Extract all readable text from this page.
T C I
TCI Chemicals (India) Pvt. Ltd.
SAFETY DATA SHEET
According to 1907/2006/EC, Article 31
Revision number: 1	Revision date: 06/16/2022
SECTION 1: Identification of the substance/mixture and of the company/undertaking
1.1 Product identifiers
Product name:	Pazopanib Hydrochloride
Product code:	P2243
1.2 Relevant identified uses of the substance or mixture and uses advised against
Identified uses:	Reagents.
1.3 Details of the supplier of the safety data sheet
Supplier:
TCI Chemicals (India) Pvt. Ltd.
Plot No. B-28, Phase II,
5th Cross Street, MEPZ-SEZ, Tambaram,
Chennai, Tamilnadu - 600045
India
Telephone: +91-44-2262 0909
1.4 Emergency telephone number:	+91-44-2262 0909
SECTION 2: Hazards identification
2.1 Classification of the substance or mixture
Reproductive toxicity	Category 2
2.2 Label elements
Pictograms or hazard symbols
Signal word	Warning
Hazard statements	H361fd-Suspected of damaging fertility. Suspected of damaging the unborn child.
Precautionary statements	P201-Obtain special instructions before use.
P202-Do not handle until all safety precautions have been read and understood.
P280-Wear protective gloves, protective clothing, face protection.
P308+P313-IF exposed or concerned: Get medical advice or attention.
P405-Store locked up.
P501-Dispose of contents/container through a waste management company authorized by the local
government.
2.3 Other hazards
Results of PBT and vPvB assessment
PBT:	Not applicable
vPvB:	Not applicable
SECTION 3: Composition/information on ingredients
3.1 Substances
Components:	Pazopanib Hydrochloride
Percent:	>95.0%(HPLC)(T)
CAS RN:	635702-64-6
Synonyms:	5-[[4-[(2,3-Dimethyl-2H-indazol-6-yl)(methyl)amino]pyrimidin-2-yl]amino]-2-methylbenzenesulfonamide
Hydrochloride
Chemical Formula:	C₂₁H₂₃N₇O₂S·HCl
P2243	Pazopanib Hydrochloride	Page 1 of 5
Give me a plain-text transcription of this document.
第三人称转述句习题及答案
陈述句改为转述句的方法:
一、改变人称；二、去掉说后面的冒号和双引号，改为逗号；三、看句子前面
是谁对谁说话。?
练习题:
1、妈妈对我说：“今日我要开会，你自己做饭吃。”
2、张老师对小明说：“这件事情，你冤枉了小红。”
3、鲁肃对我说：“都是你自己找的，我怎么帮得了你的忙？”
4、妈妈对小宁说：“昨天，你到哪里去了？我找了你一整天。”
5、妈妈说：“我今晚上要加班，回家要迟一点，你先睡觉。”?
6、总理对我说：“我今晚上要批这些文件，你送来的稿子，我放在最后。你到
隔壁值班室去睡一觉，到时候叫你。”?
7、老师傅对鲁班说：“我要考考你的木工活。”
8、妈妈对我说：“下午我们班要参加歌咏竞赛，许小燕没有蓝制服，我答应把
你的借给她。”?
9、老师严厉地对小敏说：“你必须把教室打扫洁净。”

══════════════════════════════

## WRITTEN EXERCISE
Gather all lines from the listing above in which "Pazopanib" occurs.

## SOLUTION BELOW
Product name:	Pazopanib Hydrochloride
Components:	Pazopanib Hydrochloride
P2243	Pazopanib Hydrochloride	Page 1 of 5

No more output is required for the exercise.